WHAT YOU HAVE TO DO
Take every line from the listing below that contains "body".

DATASET CONTENT
□ □ □

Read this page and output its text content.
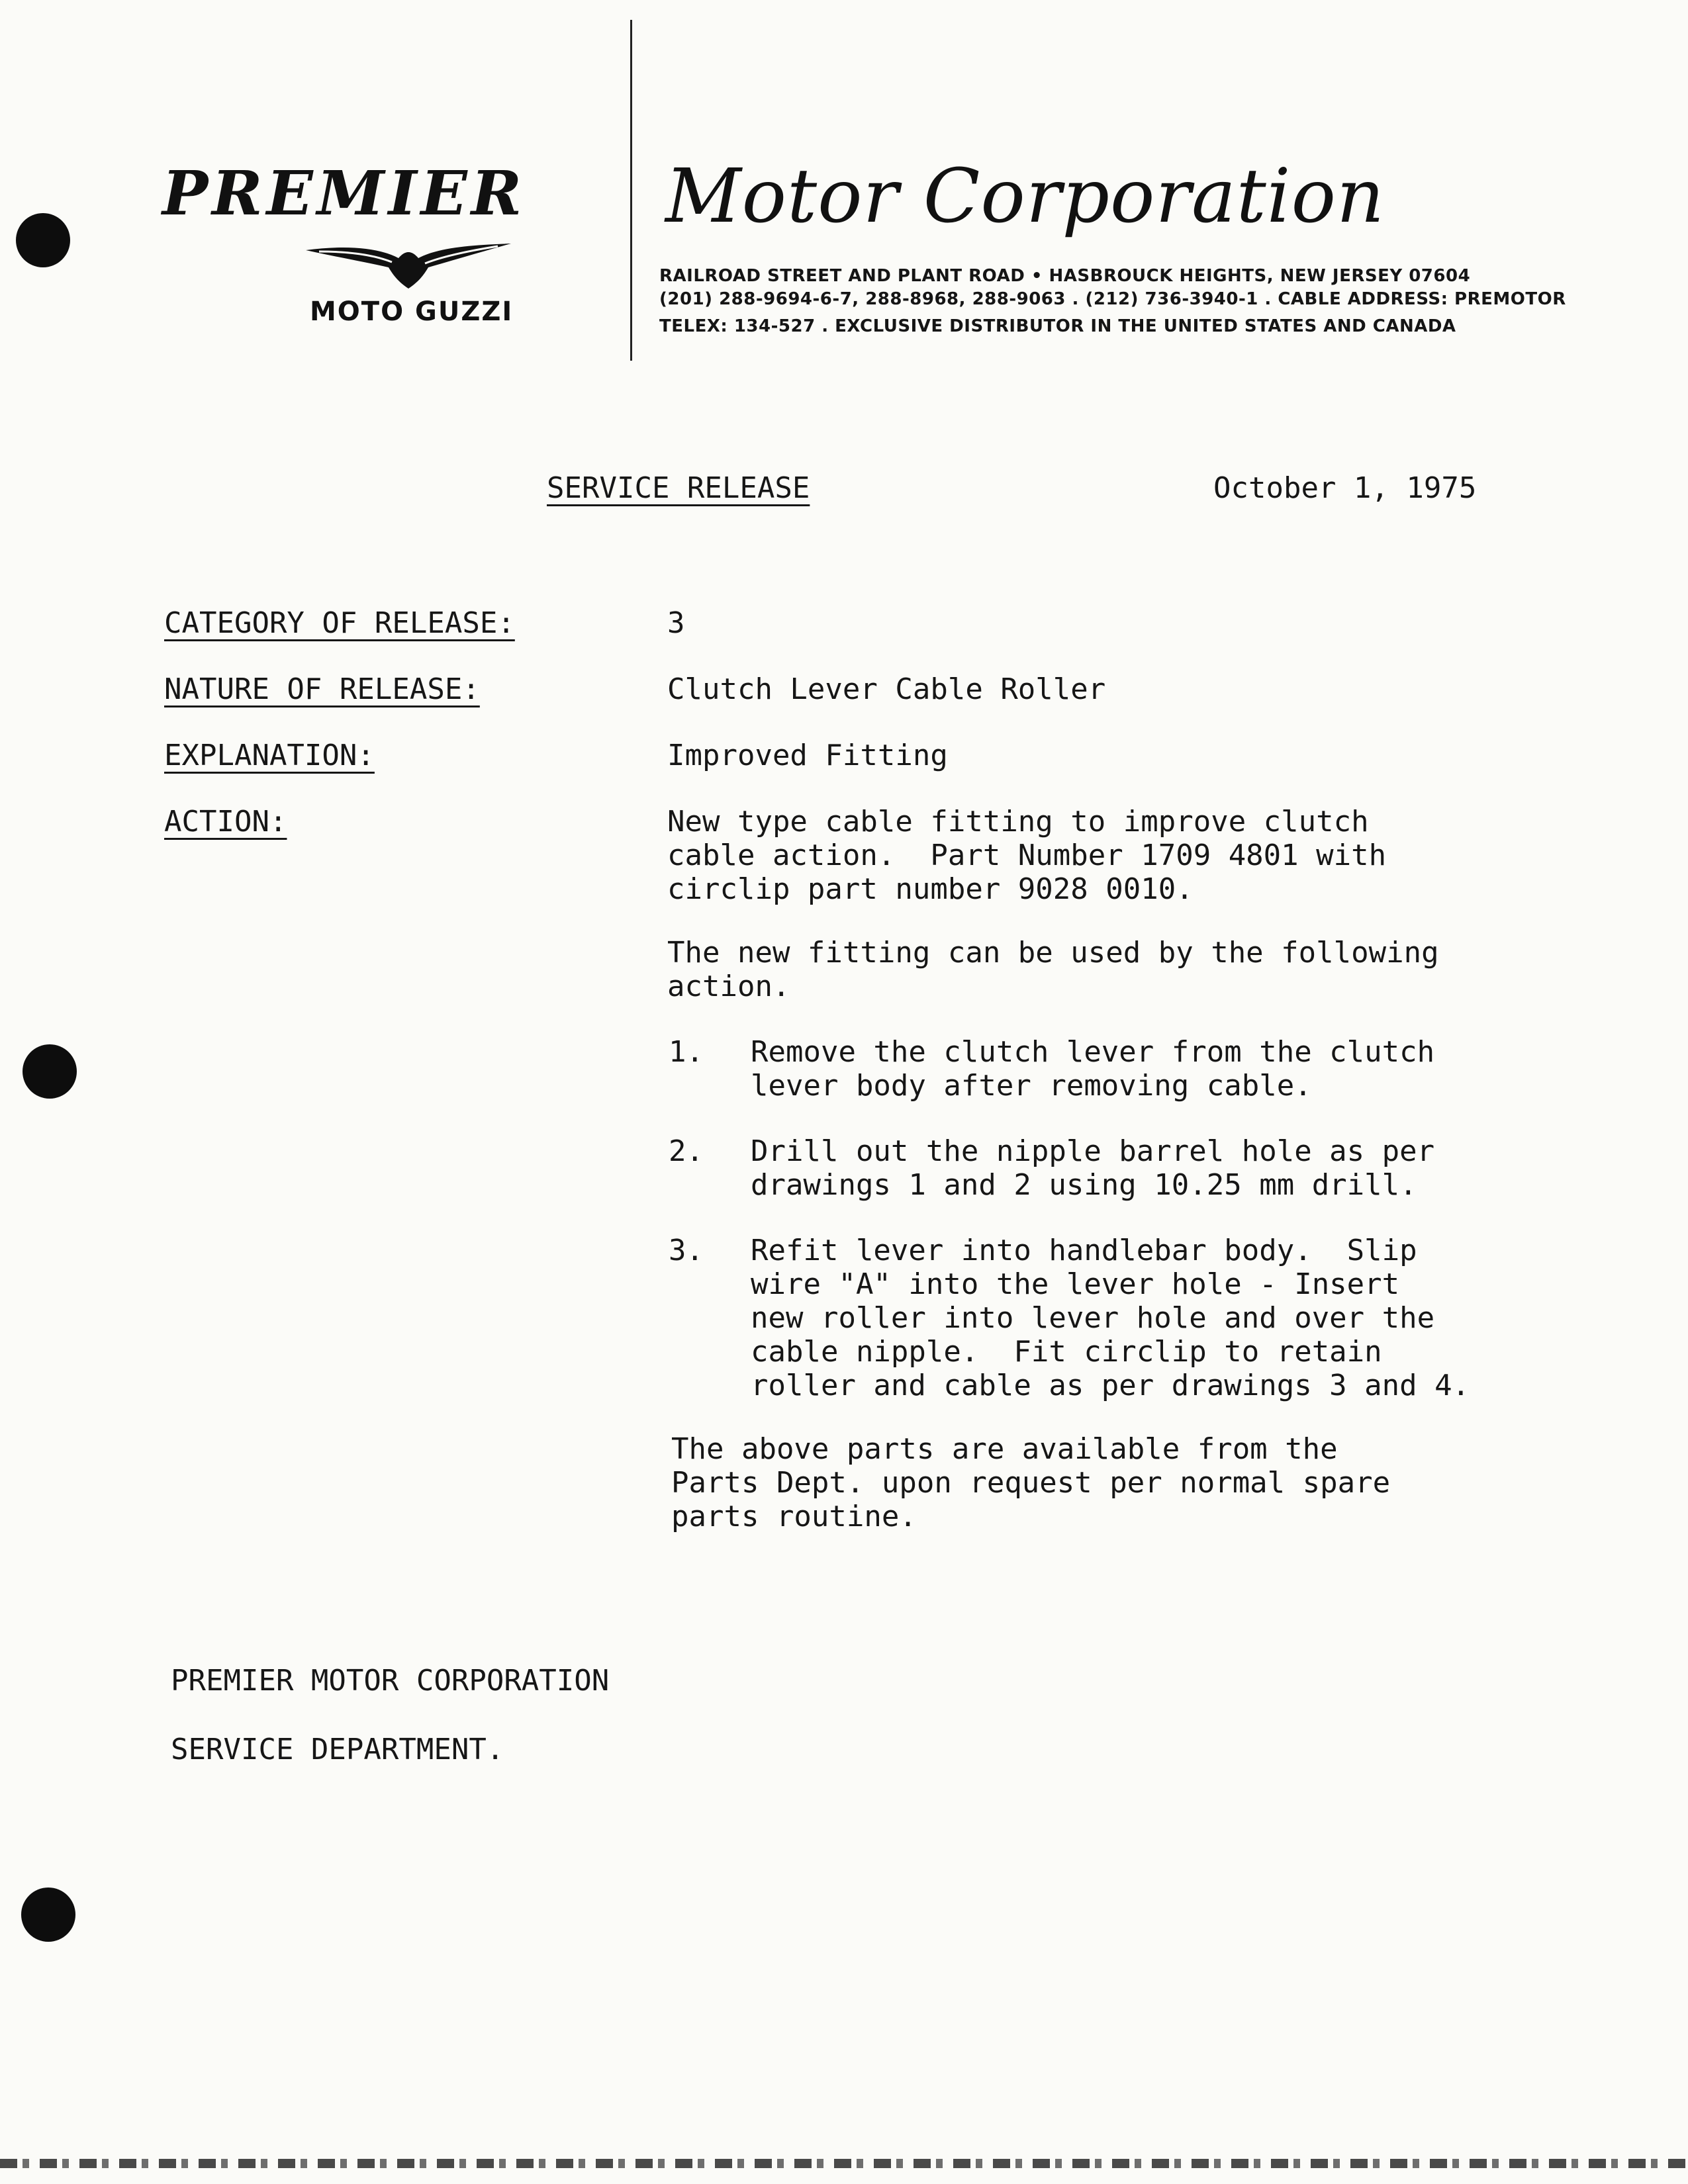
PREMIER
MOTO GUZZI
Motor Corporation
RAILROAD STREET AND PLANT ROAD • HASBROUCK HEIGHTS, NEW JERSEY 07604
(201) 288-9694-6-7, 288-8968, 288-9063 . (212) 736-3940-1 . CABLE ADDRESS: PREMOTOR
TELEX: 134-527 . EXCLUSIVE DISTRIBUTOR IN THE UNITED STATES AND CANADA
SERVICE RELEASE	October 1, 1975
CATEGORY OF RELEASE:	3
NATURE OF RELEASE:	Clutch Lever Cable Roller
EXPLANATION:	Improved Fitting
ACTION:	New type cable fitting to improve clutch
cable action.  Part Number 1709 4801 with
circlip part number 9028 0010.
The new fitting can be used by the following
action.
1. Remove the clutch lever from the clutch
lever body after removing cable.
2. Drill out the nipple barrel hole as per
drawings 1 and 2 using 10.25 mm drill.
3. Refit lever into handlebar body.  Slip
wire "A" into the lever hole - Insert
new roller into lever hole and over the
cable nipple.  Fit circlip to retain
roller and cable as per drawings 3 and 4.
The above parts are available from the
Parts Dept. upon request per normal spare
parts routine.
PREMIER MOTOR CORPORATION
SERVICE DEPARTMENT.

□ □ □

ANSWER IN FULL
lever body after removing cable.
3. Refit lever into handlebar body.  Slip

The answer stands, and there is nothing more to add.